TASK BRIEF: Transcribe the full listing below exactly.

___ DATA TO USE

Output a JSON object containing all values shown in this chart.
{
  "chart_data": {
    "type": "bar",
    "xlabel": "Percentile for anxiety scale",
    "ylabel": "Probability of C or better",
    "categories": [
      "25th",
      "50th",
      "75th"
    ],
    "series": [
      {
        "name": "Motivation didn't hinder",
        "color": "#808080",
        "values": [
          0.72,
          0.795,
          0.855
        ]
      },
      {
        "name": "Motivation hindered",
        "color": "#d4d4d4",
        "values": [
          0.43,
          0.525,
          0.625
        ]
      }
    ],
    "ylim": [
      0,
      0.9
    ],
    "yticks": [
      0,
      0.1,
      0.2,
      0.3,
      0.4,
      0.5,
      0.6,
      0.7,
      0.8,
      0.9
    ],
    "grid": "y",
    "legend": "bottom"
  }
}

______

SOLUTION TO THIS EXERCISE:
Output a JSON object containing all values shown in this chart.
{
  "chart_data": {
    "type": "bar",
    "xlabel": "Percentile for anxiety scale",
    "ylabel": "Probability of C or better",
    "categories": [
      "25th",
      "50th",
      "75th"
    ],
    "series": [
      {
        "name": "Motivation didn't hinder",
        "color": "#808080",
        "values": [
          0.72,
          0.795,
          0.855
        ]
      },
      {
        "name": "Motivation hindered",
        "color": "#d4d4d4",
        "values": [
          0.43,
          0.525,
          0.625
        ]
      }
    ],
    "ylim": [
      0,
      0.9
    ],
    "yticks": [
      0,
      0.1,
      0.2,
      0.3,
      0.4,
      0.5,
      0.6,
      0.7,
      0.8,
      0.9
    ],
    "grid": "y",
    "legend": "bottom"
  }
}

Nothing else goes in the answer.